* **Short exercise**
For the data below, work out how many lines contain the word "this" and supply only that number.

* Start Supplied data *

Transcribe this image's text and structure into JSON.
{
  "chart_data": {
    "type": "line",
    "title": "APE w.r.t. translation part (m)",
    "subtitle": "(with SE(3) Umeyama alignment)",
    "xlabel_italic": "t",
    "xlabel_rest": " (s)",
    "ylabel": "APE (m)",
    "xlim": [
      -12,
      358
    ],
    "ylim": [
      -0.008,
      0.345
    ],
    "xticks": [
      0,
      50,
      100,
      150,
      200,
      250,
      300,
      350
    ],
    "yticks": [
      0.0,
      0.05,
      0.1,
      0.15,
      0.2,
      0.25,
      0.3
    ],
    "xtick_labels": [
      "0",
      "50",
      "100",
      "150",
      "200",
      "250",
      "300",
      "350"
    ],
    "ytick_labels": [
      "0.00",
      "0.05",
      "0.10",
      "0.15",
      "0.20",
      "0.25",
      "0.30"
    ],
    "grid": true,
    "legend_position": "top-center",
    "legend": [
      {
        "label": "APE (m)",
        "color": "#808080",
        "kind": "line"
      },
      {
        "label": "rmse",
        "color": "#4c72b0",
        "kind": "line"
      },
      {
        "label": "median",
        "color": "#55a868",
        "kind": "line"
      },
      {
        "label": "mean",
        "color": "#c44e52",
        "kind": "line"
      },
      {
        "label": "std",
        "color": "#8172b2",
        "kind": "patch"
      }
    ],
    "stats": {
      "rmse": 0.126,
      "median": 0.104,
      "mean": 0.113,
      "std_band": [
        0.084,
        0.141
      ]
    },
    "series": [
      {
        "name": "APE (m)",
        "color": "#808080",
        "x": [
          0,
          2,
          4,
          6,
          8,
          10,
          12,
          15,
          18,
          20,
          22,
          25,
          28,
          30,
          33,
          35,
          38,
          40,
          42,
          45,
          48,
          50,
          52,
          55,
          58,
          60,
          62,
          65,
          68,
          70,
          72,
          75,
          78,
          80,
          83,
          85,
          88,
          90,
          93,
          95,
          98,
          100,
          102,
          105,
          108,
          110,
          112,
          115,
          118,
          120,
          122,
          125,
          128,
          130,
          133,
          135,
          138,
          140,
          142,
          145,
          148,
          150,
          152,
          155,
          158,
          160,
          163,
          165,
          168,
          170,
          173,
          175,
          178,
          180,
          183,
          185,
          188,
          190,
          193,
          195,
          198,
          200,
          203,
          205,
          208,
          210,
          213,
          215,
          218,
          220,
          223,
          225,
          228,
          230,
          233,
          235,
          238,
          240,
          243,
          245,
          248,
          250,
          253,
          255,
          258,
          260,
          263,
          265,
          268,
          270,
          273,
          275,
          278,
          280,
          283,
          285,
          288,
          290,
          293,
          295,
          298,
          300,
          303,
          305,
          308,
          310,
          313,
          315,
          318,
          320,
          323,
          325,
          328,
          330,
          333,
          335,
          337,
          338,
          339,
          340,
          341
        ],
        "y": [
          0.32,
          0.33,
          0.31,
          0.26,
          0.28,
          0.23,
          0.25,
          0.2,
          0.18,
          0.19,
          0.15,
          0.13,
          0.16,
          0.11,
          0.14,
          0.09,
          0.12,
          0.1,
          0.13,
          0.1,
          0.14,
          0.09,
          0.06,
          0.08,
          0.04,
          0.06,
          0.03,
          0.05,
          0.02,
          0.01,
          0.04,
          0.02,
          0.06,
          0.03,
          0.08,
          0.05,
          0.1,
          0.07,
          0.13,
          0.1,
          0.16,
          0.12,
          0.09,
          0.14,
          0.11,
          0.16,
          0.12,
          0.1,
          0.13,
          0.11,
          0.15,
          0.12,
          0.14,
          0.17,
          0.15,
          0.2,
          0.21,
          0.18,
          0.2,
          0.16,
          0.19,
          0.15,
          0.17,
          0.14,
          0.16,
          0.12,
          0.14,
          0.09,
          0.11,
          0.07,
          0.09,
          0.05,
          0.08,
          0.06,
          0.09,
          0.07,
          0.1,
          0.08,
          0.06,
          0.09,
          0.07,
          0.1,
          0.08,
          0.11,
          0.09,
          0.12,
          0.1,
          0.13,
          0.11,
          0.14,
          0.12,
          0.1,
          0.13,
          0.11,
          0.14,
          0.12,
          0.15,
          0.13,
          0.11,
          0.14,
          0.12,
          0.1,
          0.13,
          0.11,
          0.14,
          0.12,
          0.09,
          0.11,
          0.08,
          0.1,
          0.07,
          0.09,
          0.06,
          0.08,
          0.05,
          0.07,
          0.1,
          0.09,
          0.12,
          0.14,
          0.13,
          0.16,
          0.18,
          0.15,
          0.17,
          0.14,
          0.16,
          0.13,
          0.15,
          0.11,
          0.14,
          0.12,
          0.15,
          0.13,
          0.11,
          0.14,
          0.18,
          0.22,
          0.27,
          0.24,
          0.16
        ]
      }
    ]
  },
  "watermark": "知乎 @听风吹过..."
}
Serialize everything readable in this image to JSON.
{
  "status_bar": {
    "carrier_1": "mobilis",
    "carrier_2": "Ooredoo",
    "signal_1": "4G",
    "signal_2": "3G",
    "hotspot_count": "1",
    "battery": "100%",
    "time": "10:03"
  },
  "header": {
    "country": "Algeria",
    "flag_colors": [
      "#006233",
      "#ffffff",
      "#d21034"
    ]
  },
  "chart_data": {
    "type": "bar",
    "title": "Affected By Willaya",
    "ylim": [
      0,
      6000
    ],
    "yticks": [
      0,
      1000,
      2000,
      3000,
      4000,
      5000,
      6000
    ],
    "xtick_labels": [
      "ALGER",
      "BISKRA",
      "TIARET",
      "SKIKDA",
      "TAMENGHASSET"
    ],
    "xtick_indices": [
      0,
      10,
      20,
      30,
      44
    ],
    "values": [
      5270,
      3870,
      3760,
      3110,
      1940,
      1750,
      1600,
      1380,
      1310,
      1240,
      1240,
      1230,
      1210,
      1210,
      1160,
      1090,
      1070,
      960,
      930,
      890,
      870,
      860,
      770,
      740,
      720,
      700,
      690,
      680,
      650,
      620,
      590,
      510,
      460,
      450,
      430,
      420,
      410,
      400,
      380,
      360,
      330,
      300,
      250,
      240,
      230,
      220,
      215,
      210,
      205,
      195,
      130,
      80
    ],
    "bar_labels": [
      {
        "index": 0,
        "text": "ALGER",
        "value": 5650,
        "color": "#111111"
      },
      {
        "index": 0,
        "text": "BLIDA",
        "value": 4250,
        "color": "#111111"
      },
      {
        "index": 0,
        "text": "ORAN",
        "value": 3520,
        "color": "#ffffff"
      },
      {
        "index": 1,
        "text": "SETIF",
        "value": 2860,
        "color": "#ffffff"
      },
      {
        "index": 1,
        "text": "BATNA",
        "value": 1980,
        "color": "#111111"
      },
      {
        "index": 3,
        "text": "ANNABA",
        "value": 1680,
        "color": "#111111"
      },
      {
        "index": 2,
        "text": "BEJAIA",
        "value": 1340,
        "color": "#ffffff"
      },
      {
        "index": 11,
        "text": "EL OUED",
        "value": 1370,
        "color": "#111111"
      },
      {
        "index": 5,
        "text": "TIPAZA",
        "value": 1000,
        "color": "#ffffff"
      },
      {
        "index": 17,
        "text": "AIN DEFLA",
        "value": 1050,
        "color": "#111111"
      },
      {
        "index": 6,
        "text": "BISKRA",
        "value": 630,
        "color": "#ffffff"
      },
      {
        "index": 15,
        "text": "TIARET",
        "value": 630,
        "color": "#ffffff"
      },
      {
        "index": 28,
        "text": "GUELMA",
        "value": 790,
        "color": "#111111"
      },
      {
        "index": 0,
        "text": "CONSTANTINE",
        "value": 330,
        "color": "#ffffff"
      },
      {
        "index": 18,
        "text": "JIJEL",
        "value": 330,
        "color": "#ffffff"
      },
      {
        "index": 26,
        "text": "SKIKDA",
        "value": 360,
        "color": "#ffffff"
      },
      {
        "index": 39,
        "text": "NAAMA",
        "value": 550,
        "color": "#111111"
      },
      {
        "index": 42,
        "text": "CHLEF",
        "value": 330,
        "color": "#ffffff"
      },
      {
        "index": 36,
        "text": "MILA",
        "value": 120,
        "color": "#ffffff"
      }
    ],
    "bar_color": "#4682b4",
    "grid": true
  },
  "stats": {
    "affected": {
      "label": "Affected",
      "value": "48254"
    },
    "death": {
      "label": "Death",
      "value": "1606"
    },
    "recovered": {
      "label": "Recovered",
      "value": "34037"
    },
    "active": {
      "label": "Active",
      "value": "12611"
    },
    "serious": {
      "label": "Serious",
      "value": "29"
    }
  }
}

* End Supplied data *

* **Expected answer**
2